_Task objective_
Count every line in the following entries where the word "Skip" appears. Give the count alone.

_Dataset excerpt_
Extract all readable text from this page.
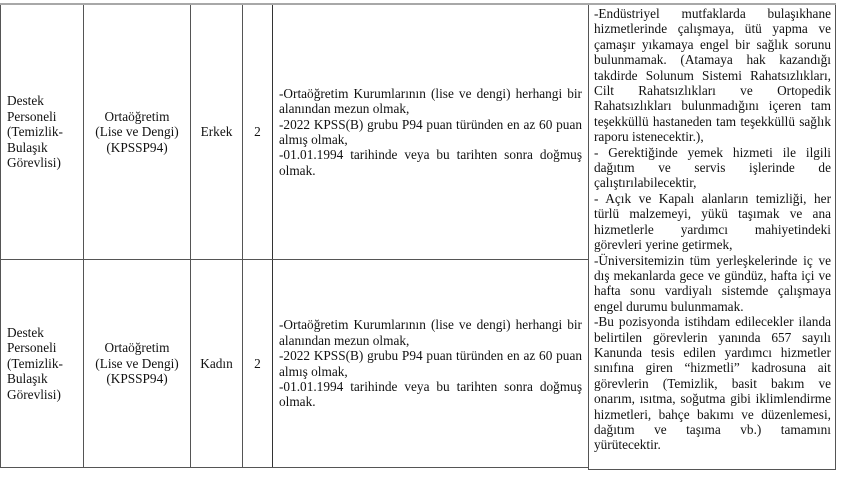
Destek
Personeli
(Temizlik-
Bulaşık
Görevlisi)
Ortaöğretim
(Lise ve Dengi)
(KPSSP94)
Erkek 2
-Ortaöğretim Kurumlarının (lise ve dengi) herhangi bir alanından mezun olmak,
-2022 KPSS(B) grubu P94 puan türünden en az 60 puan almış olmak,
-01.01.1994 tarihinde veya bu tarihten sonra doğmuş olmak.
Destek
Personeli
(Temizlik-
Bulaşık
Görevlisi)
Ortaöğretim
(Lise ve Dengi)
(KPSSP94)
Kadın 2
-Ortaöğretim Kurumlarının (lise ve dengi) herhangi bir alanından mezun olmak,
-2022 KPSS(B) grubu P94 puan türünden en az 60 puan almış olmak,
-01.01.1994 tarihinde veya bu tarihten sonra doğmuş olmak.

-Endüstriyel mutfaklarda bulaşıkhane hizmetlerinde çalışmaya, ütü yapma ve çamaşır yıkamaya engel bir sağlık sorunu bulunmamak. (Atamaya hak kazandığı takdirde Solunum Sistemi Rahatsızlıkları, Cilt Rahatsızlıkları ve Ortopedik Rahatsızlıkları bulunmadığını içeren tam teşekküllü hastaneden tam teşekküllü sağlık raporu istenecektir.),

- Gerektiğinde yemek hizmeti ile ilgili dağıtım ve servis işlerinde de çalıştırılabilecektir,

- Açık ve Kapalı alanların temizliği, her türlü malzemeyi, yükü taşımak ve ana hizmetlerle yardımcı mahiyetindeki görevleri yerine getirmek,

-Üniversitemizin tüm yerleşkelerinde iç ve dış mekanlarda gece ve gündüz, hafta içi ve hafta sonu vardiyalı sistemde çalışmaya engel durumu bulunmamak.

-Bu pozisyonda istihdam edilecekler ilanda belirtilen görevlerin yanında 657 sayılı Kanunda tesis edilen yardımcı hizmetler sınıfına giren “hizmetli” kadrosuna ait görevlerin (Temizlik, basit bakım ve onarım, ısıtma, soğutma gibi iklimlendirme hizmetleri, bahçe bakımı ve düzenlemesi, dağıtım ve taşıma vb.) tamamını yürütecektir.
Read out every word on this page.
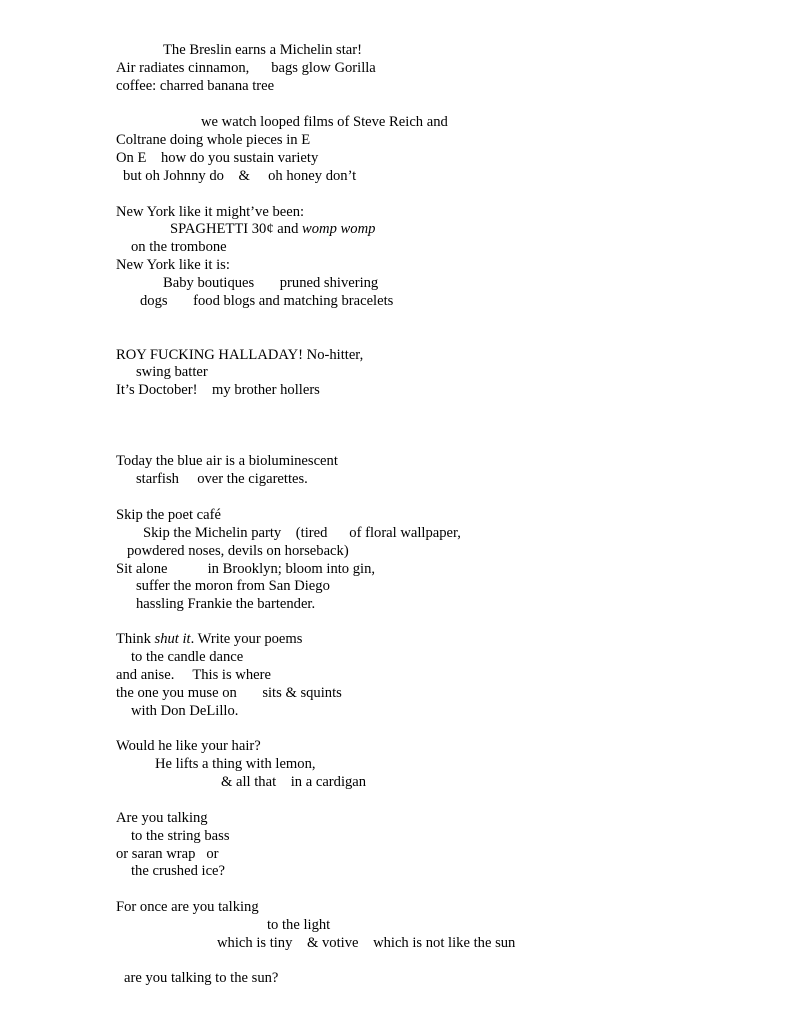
The Breslin earns a Michelin star!
Air radiates cinnamon,      bags glow Gorilla
coffee: charred banana tree
we watch looped films of Steve Reich and
Coltrane doing whole pieces in E
On E    how do you sustain variety
but oh Johnny do    &     oh honey don’t
New York like it might’ve been:
SPAGHETTI 30¢ and womp womp
on the trombone
New York like it is:
Baby boutiques       pruned shivering
dogs       food blogs and matching bracelets
ROY FUCKING HALLADAY! No-hitter,
swing batter
It’s Doctober!    my brother hollers
Today the blue air is a bioluminescent
starfish     over the cigarettes.
Skip the poet café
Skip the Michelin party    (tired      of floral wallpaper,
powdered noses, devils on horseback)
Sit alone           in Brooklyn; bloom into gin,
suffer the moron from San Diego
hassling Frankie the bartender.
Think shut it. Write your poems
to the candle dance
and anise.     This is where
the one you muse on       sits & squints
with Don DeLillo.
Would he like your hair?
He lifts a thing with lemon,
& all that    in a cardigan
Are you talking
to the string bass
or saran wrap   or
the crushed ice?
For once are you talking
to the light
which is tiny    & votive    which is not like the sun
are you talking to the sun?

_Response to this task_
2